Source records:
··········

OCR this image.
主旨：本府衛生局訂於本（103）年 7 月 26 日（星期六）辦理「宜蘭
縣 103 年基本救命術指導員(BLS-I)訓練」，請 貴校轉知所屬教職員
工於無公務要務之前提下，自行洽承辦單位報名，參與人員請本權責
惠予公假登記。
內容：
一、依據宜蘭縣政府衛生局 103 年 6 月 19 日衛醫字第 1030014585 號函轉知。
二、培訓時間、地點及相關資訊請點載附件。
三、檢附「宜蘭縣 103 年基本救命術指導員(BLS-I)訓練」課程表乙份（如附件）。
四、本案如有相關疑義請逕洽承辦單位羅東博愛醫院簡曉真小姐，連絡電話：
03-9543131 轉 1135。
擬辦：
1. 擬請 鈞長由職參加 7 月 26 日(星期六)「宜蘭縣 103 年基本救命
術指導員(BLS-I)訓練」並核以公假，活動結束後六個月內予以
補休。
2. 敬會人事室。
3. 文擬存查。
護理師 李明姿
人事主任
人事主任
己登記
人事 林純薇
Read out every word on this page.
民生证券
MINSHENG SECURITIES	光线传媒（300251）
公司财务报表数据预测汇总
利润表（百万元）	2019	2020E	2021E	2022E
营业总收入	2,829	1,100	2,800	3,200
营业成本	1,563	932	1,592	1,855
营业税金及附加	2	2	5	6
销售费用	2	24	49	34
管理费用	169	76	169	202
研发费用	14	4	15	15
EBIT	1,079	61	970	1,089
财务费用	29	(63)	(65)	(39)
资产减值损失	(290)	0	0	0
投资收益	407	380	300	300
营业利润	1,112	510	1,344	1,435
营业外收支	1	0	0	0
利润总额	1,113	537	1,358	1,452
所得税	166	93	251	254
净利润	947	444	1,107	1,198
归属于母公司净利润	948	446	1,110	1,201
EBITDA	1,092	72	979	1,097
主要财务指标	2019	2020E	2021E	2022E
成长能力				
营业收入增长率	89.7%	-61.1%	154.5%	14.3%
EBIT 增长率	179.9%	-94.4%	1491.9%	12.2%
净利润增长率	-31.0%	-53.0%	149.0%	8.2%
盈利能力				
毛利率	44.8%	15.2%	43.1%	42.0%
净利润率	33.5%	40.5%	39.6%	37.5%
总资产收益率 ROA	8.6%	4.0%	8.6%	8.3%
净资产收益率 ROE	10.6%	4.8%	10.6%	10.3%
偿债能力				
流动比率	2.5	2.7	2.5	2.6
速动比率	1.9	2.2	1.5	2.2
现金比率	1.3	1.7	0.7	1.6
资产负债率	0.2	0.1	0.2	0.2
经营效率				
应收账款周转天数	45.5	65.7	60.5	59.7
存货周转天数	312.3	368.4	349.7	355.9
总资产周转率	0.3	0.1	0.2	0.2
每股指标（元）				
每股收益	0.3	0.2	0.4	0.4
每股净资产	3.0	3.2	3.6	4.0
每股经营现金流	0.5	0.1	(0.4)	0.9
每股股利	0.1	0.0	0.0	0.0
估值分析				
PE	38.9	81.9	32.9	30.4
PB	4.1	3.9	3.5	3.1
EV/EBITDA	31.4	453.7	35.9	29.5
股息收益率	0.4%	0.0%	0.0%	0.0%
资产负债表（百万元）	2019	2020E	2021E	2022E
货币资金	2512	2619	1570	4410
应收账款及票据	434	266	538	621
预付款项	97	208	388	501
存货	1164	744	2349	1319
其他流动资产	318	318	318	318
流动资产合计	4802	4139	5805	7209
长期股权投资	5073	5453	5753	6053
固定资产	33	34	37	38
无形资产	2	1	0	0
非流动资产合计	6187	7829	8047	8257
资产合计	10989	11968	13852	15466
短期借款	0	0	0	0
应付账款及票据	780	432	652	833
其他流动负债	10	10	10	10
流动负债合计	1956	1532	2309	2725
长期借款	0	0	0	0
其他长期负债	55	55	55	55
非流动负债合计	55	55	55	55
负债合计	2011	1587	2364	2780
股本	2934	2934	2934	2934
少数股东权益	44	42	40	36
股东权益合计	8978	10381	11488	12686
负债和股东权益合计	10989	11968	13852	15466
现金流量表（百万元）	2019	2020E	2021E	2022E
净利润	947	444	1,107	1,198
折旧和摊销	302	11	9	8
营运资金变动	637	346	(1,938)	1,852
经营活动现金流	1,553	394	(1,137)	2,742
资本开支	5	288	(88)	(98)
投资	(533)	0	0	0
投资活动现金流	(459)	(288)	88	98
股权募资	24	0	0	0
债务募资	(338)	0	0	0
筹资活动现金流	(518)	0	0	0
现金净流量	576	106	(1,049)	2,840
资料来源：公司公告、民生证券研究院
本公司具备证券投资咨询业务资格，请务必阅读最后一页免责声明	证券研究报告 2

··········

Written problem :: Reply with one number only: the count of lines in the entries that contain "年基本救命術指導員".

Solved exercise :: 2